Passage given:
Sinai, 23 April 1916

Falls Account, Egypt in the Spring of 1916


As part of the Official British War History of the Great War, Captain Cyril Falls and Lieutenant General George MacMunn were commissioned to produce a commentary on the Sinai, Palestine and Syrian operations that took place. In 1928, their finished work, Military Operations, Egypt and Palestine - From the outbreak of war with Germany to June 1917,  was published in London. Their book included a section specifically related to the battle of Romani and is extracted below.

MacMunn, G. & Falls, C., Military operations: Egypt and Palestine, (London 1930), pp. 154 - 159:


Egypt in the Spring of 1916.

In Chapter VI the general narrative was carried up to the arrival of the troops from Gallipoli in Egypt : there to be re-equipped, restored in health, and finally either despatched to the Western Front or employed to protect Egypt and the Suez Canal against the Turkish offensive then expected. In the same chapter the amalgamation of the two Egyptian commands in March was anticipated, the return of Sir J. Maxwell to England and Sir A. Murray's assumption of command of the combined Mediterranean Expeditionary Force and Force in Egypt, under the name of the Egyptian Expeditionary Force, being recorded. Though that point has been disposed of, it must be remembered in reading the pages which follow that until the 19th March Sir A. Murray's command included only Sharqia, the easternmost province of Egypt, and Sinai, and that his attention was concentrated on the defence of the Canal. For these reasons he established his headquarters at Ismailia.

The administrative work of the first six weeks was very heavy. Every day during that period ships arrived at Alexandria and Port Said with troops, guns, transport and stores of the Dardanelles Army ; every formation in need of reorganization and re-equipment. Before the last units reached the country or the components of this great mass has been disentangled, the move of troops from Egypt for service elsewhere began, further to complicate the administration. In both material and personnel the formations from Gallipoli were incomplete, and training was one of the most urgent problems to be faced.

A training centre for Australian and New Zealand reinforcements was at once formed at Tell el Kebir, and a machine-gun school at Ismailia. Sir J. Maxwell had already organized at Zeitun the Imperial School of Instruction on a considerable scale. When this passed under the 1916. control of Sir A. Murray in March, he expanded it and merged in it the machine-gun school, concentrating all training, except that of the Australian reinforcements, at Zeitun, under the command of Lieut.-Colonel the Hon. E. M. Colston, Grenadier Guards. Classes were formed for:

(i) officers,

(ii) non-commissioned officers,

(iii) machine gunners,

(iv) Lewis gunners,

(v) signallers,

(vi) artillery,

(vii) Stokes gunners,

(viii) grenadiers.

Given material:
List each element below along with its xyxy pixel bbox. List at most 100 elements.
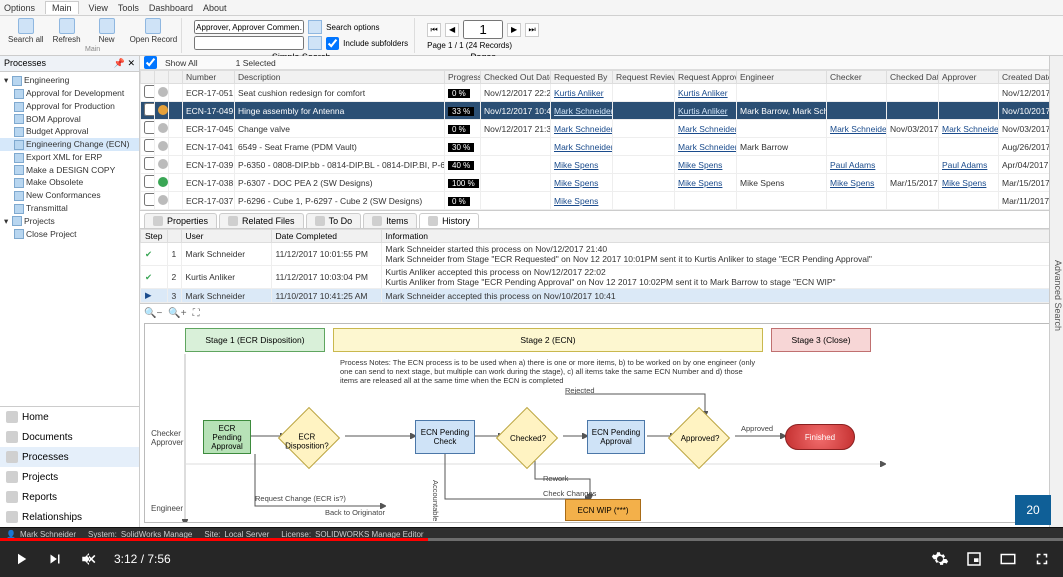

Task instructions:
**1.** In the account of Egypt in the spring of 1916, give the part starting at "Falls Account, Egypt" and ending at "Spring of 1916." again, substituting "Major" for "Captain".
**2.** Answer these questions from the account of Egypt in the spring of 1916:
(a) Where did Sir A. Murray establish his headquarters?
(b) Where was the training centre for Australian and New Zealand reinforcements formed?
(c) Who commanded the training concentrated at Zeitun?

Answers per task:
**1.**
Falls Account, Egypt in the Spring of 1916


As part of the Official British War History of the Great War, Major Cyril Falls and Lieutenant General George MacMunn were commissioned to produce a commentary on the Sinai, Palestine and Syrian operations that took place. In 1928, their finished work, Military Operations, Egypt and Palestine - From the outbreak of war with Germany to June 1917,  was published in London. Their book included a section specifically related to the battle of Romani and is extracted below.

MacMunn, G. & Falls, C., Military operations: Egypt and Palestine, (London 1930), pp. 154 - 159:


Egypt in the Spring of 1916.

**2.**
(a) Ismailia
(b) Tell el Kebir
(c) Lieut.-Colonel the Hon. E. M. Colston, Grenadier Guards